● **Work to do**
Work through the data and report how many lines include the string "importing", giving the number alone.

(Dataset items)
________________________________________
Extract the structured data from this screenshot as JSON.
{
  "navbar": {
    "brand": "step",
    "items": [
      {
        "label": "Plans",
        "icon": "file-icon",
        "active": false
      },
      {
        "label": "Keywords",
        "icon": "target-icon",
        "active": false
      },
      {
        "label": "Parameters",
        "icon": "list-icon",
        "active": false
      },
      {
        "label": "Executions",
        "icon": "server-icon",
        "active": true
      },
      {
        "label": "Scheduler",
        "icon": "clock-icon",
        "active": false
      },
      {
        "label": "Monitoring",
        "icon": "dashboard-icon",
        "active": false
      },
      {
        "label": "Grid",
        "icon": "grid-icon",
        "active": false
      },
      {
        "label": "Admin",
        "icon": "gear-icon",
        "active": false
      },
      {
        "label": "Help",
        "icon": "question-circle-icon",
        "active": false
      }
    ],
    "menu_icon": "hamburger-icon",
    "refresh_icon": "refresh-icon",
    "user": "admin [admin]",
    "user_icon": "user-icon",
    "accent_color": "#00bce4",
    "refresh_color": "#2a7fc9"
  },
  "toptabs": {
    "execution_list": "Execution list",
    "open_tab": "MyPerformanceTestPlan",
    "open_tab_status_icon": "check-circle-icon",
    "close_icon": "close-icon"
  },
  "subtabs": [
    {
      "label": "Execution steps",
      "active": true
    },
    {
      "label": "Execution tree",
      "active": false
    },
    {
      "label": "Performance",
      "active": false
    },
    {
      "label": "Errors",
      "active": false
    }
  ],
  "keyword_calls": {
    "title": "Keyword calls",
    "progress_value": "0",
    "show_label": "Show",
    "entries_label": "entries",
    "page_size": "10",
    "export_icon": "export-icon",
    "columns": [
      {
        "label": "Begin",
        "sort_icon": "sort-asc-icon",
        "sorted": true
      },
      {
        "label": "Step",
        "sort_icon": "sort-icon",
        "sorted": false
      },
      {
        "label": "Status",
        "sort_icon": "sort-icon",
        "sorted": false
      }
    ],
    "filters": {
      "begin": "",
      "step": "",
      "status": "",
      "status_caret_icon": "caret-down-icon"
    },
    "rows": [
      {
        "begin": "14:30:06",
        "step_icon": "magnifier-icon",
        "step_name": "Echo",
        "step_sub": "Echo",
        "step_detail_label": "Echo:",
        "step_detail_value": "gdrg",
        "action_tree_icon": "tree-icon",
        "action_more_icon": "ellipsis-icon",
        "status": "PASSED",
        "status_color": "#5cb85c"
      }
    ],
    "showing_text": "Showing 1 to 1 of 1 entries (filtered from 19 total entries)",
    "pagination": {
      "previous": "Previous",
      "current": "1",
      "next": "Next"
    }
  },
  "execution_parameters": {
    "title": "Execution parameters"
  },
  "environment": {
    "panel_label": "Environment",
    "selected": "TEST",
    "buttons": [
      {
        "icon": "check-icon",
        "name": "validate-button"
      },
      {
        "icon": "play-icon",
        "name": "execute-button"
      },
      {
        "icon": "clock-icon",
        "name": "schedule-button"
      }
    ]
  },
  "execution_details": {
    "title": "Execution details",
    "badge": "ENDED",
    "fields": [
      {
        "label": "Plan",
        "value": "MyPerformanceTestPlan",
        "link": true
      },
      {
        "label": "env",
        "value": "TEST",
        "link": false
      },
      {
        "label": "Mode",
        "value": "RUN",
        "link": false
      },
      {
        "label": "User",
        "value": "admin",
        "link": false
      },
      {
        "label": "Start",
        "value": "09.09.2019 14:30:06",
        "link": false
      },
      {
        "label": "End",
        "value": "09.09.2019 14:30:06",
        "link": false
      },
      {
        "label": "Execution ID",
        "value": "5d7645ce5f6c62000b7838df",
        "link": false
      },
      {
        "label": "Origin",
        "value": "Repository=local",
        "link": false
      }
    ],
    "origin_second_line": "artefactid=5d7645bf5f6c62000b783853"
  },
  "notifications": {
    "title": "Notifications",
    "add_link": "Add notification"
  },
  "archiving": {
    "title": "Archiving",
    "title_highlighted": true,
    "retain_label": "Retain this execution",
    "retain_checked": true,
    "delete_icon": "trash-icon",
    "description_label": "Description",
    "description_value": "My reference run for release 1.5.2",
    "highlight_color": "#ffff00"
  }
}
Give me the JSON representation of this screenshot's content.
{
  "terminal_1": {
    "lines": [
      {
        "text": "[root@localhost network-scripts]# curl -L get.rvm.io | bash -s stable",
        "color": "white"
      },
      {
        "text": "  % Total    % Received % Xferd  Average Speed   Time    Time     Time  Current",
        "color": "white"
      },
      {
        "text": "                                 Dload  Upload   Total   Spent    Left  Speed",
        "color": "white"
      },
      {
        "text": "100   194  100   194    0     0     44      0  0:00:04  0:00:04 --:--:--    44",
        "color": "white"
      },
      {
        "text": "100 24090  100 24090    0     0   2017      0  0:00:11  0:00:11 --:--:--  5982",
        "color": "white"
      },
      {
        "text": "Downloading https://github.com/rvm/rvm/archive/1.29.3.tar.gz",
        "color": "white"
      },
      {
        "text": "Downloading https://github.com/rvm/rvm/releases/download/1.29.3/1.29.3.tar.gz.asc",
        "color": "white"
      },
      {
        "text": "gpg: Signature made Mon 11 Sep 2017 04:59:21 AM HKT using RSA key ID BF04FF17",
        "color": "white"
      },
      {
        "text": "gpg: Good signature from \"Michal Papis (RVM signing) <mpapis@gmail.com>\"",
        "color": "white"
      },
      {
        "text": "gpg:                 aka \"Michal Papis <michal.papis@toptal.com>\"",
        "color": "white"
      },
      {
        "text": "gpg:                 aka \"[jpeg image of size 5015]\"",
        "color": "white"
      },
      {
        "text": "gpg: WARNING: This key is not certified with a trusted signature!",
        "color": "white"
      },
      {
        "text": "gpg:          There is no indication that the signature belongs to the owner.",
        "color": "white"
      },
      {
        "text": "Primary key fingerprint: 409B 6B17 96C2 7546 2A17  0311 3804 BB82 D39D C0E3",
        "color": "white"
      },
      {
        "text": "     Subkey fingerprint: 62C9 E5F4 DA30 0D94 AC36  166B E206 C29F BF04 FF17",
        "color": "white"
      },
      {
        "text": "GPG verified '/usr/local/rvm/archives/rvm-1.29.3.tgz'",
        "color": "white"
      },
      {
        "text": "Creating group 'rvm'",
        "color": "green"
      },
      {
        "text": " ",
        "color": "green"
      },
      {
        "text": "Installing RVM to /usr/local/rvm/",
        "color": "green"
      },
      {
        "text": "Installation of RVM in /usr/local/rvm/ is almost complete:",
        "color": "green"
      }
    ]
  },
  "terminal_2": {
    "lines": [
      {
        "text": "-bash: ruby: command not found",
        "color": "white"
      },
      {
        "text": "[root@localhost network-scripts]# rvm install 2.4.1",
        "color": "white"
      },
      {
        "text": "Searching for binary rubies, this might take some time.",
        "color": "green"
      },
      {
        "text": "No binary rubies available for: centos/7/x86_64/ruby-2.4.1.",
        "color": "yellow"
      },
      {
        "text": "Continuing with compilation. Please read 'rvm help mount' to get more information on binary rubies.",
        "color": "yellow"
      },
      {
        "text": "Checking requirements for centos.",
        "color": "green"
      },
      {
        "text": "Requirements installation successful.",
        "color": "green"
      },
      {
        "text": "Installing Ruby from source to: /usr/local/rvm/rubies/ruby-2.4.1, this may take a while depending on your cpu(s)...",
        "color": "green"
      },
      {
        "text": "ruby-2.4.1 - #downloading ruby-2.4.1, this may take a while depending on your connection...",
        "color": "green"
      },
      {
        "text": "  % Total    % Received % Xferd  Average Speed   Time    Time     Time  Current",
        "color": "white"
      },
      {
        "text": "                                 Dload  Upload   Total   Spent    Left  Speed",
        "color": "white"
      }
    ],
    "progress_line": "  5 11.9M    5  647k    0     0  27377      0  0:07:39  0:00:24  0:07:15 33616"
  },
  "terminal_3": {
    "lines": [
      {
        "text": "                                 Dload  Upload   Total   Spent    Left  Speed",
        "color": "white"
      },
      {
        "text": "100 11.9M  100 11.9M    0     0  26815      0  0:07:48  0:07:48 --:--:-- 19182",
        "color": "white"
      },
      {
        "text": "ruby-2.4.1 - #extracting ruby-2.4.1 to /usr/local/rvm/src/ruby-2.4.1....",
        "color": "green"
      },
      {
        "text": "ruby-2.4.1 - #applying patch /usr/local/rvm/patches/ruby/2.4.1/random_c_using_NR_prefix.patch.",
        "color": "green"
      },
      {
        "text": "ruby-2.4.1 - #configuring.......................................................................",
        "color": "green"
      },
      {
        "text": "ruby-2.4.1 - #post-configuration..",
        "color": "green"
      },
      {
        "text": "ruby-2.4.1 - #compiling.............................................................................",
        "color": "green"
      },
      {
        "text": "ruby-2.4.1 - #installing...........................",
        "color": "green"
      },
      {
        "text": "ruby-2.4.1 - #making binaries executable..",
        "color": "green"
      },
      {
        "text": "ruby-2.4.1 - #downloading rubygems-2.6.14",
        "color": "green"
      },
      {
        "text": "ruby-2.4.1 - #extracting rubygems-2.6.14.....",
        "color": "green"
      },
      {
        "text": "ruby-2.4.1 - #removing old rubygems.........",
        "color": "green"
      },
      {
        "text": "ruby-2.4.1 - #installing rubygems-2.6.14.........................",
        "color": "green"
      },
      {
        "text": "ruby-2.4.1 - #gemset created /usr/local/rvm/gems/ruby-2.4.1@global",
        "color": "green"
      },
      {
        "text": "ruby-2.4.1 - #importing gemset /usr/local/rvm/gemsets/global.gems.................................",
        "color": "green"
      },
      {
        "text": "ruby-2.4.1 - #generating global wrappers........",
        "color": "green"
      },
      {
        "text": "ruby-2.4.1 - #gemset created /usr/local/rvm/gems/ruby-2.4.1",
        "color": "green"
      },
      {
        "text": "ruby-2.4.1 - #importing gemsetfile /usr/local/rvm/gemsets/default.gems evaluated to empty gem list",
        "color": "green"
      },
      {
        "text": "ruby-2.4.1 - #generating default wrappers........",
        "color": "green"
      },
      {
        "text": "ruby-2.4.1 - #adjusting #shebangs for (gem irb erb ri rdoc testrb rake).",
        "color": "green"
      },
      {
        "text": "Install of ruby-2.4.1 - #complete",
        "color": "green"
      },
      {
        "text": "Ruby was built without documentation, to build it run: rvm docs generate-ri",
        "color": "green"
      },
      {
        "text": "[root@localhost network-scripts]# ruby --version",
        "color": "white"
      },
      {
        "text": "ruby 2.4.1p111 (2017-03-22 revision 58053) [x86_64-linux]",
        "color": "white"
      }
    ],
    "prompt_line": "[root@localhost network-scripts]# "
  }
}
________________________________________
● **Problem solution**
2